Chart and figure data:
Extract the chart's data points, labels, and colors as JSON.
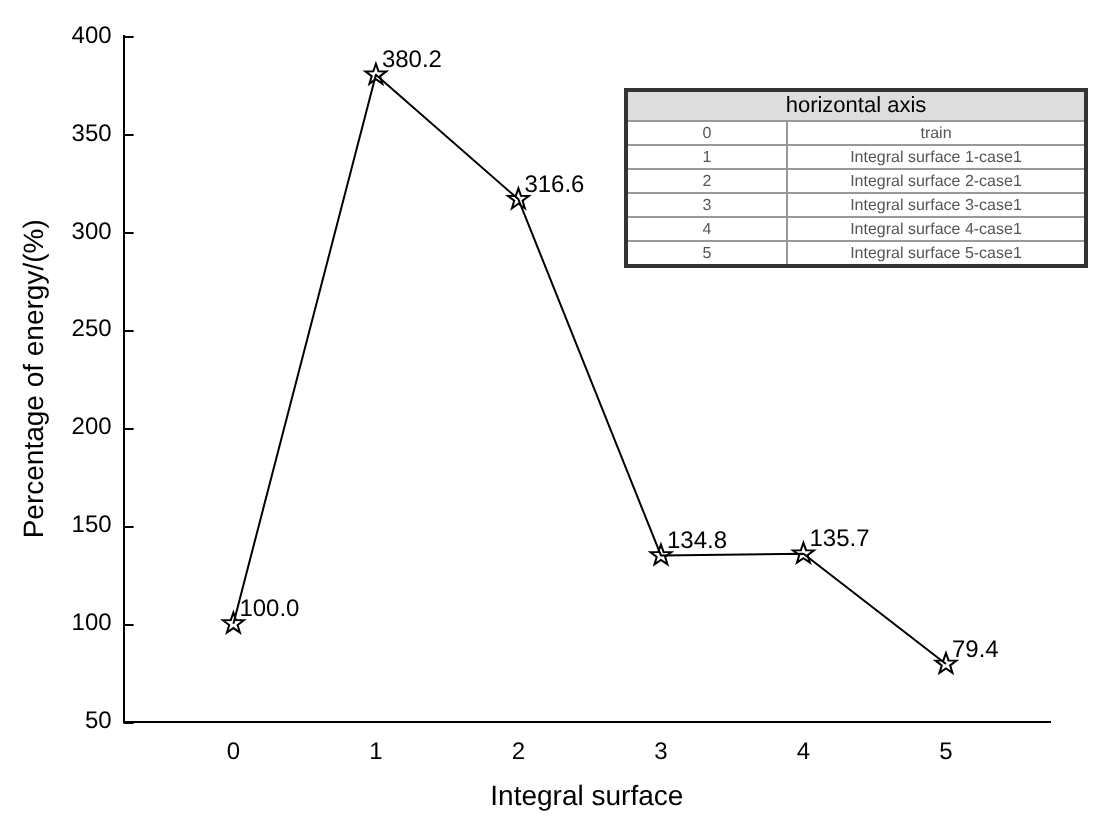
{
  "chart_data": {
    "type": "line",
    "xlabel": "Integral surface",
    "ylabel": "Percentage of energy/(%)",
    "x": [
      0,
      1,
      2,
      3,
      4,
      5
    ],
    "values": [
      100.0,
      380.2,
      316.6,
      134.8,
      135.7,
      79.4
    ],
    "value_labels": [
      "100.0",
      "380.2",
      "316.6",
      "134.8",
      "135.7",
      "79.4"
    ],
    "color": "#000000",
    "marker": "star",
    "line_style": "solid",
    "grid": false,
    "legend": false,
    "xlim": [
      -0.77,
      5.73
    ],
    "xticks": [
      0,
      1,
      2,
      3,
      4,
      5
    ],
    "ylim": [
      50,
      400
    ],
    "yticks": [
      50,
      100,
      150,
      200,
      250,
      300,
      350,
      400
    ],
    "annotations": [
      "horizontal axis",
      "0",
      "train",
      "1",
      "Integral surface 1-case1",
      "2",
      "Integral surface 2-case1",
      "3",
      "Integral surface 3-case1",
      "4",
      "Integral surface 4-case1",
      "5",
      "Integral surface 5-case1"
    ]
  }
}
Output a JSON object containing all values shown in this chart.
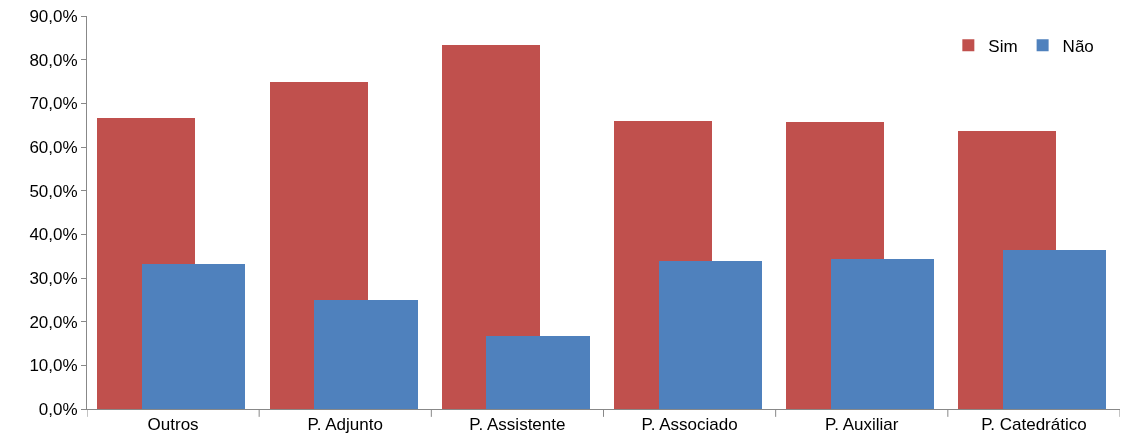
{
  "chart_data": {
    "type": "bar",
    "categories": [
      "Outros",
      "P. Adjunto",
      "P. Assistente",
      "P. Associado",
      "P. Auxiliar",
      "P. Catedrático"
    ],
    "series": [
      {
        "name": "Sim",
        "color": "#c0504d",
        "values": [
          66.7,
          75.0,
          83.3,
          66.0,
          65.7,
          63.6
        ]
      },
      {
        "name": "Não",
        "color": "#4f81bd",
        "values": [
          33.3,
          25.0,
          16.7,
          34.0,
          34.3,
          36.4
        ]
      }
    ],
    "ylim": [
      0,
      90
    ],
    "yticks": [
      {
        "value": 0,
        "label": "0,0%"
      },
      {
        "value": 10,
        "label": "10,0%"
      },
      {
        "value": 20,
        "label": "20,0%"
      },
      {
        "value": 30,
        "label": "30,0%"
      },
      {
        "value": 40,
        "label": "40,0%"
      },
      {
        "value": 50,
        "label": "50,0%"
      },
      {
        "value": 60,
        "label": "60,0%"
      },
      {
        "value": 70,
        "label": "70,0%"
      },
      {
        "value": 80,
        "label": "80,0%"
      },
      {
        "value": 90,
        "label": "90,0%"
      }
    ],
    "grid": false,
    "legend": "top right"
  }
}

TASK =
Leaving the pictures aside, transcribe the entire listing exactly.

CORRECT RESPONSE =
Extract the chart's data points, labels, and colors as JSON.
{
  "chart_data": {
    "type": "line",
    "xlabel": "Integral surface",
    "ylabel": "Percentage of energy/(%)",
    "x": [
      0,
      1,
      2,
      3,
      4,
      5
    ],
    "values": [
      100.0,
      380.2,
      316.6,
      134.8,
      135.7,
      79.4
    ],
    "value_labels": [
      "100.0",
      "380.2",
      "316.6",
      "134.8",
      "135.7",
      "79.4"
    ],
    "color": "#000000",
    "marker": "star",
    "line_style": "solid",
    "grid": false,
    "legend": false,
    "xlim": [
      -0.77,
      5.73
    ],
    "xticks": [
      0,
      1,
      2,
      3,
      4,
      5
    ],
    "ylim": [
      50,
      400
    ],
    "yticks": [
      50,
      100,
      150,
      200,
      250,
      300,
      350,
      400
    ],
    "annotations": [
      "horizontal axis",
      "0",
      "train",
      "1",
      "Integral surface 1-case1",
      "2",
      "Integral surface 2-case1",
      "3",
      "Integral surface 3-case1",
      "4",
      "Integral surface 4-case1",
      "5",
      "Integral surface 5-case1"
    ]
  }
}
Output a JSON object containing all values shown in this chart.
{
  "chart_data": {
    "type": "bar",
    "categories": [
      "Outros",
      "P. Adjunto",
      "P. Assistente",
      "P. Associado",
      "P. Auxiliar",
      "P. Catedrático"
    ],
    "series": [
      {
        "name": "Sim",
        "color": "#c0504d",
        "values": [
          66.7,
          75.0,
          83.3,
          66.0,
          65.7,
          63.6
        ]
      },
      {
        "name": "Não",
        "color": "#4f81bd",
        "values": [
          33.3,
          25.0,
          16.7,
          34.0,
          34.3,
          36.4
        ]
      }
    ],
    "ylim": [
      0,
      90
    ],
    "yticks": [
      {
        "value": 0,
        "label": "0,0%"
      },
      {
        "value": 10,
        "label": "10,0%"
      },
      {
        "value": 20,
        "label": "20,0%"
      },
      {
        "value": 30,
        "label": "30,0%"
      },
      {
        "value": 40,
        "label": "40,0%"
      },
      {
        "value": 50,
        "label": "50,0%"
      },
      {
        "value": 60,
        "label": "60,0%"
      },
      {
        "value": 70,
        "label": "70,0%"
      },
      {
        "value": 80,
        "label": "80,0%"
      },
      {
        "value": 90,
        "label": "90,0%"
      }
    ],
    "grid": false,
    "legend": "top right"
  }
}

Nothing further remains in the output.